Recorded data
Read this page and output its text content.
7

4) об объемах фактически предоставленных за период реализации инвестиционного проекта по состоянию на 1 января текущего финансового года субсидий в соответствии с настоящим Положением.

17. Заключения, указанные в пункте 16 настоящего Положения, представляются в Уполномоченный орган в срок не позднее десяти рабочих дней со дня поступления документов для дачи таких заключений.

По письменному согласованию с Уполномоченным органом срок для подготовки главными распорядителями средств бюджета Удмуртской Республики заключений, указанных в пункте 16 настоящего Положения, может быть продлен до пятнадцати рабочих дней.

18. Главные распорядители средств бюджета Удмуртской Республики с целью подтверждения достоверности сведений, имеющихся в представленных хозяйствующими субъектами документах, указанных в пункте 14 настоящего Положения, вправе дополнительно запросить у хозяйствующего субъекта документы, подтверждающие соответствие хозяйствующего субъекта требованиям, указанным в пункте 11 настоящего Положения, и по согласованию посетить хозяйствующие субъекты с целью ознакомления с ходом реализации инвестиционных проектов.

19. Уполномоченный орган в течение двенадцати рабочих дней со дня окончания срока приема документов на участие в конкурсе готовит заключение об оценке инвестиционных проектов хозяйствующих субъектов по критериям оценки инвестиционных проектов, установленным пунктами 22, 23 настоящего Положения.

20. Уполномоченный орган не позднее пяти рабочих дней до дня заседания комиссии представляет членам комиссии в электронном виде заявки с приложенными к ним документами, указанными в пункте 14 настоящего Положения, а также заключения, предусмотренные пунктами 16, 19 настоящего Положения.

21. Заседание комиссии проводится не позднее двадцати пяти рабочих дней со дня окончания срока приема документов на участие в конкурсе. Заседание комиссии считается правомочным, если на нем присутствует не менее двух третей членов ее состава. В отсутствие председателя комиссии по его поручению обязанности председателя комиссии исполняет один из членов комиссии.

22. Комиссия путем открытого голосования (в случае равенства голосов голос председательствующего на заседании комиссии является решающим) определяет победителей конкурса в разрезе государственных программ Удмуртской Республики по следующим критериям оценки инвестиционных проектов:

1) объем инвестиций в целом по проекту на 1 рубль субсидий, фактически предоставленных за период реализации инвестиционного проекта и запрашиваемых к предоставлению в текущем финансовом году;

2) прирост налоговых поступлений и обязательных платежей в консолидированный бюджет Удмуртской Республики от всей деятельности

● Set problem:
Output each record exactly, leaving nothing out.

● Completed task:
Read this page and output its text content.
7

4) об объемах фактически предоставленных за период реализации инвестиционного проекта по состоянию на 1 января текущего финансового года субсидий в соответствии с настоящим Положением.

17. Заключения, указанные в пункте 16 настоящего Положения, представляются в Уполномоченный орган в срок не позднее десяти рабочих дней со дня поступления документов для дачи таких заключений.

По письменному согласованию с Уполномоченным органом срок для подготовки главными распорядителями средств бюджета Удмуртской Республики заключений, указанных в пункте 16 настоящего Положения, может быть продлен до пятнадцати рабочих дней.

18. Главные распорядители средств бюджета Удмуртской Республики с целью подтверждения достоверности сведений, имеющихся в представленных хозяйствующими субъектами документах, указанных в пункте 14 настоящего Положения, вправе дополнительно запросить у хозяйствующего субъекта документы, подтверждающие соответствие хозяйствующего субъекта требованиям, указанным в пункте 11 настоящего Положения, и по согласованию посетить хозяйствующие субъекты с целью ознакомления с ходом реализации инвестиционных проектов.

19. Уполномоченный орган в течение двенадцати рабочих дней со дня окончания срока приема документов на участие в конкурсе готовит заключение об оценке инвестиционных проектов хозяйствующих субъектов по критериям оценки инвестиционных проектов, установленным пунктами 22, 23 настоящего Положения.

20. Уполномоченный орган не позднее пяти рабочих дней до дня заседания комиссии представляет членам комиссии в электронном виде заявки с приложенными к ним документами, указанными в пункте 14 настоящего Положения, а также заключения, предусмотренные пунктами 16, 19 настоящего Положения.

21. Заседание комиссии проводится не позднее двадцати пяти рабочих дней со дня окончания срока приема документов на участие в конкурсе. Заседание комиссии считается правомочным, если на нем присутствует не менее двух третей членов ее состава. В отсутствие председателя комиссии по его поручению обязанности председателя комиссии исполняет один из членов комиссии.

22. Комиссия путем открытого голосования (в случае равенства голосов голос председательствующего на заседании комиссии является решающим) определяет победителей конкурса в разрезе государственных программ Удмуртской Республики по следующим критериям оценки инвестиционных проектов:

1) объем инвестиций в целом по проекту на 1 рубль субсидий, фактически предоставленных за период реализации инвестиционного проекта и запрашиваемых к предоставлению в текущем финансовом году;

2) прирост налоговых поступлений и обязательных платежей в консолидированный бюджет Удмуртской Республики от всей деятельности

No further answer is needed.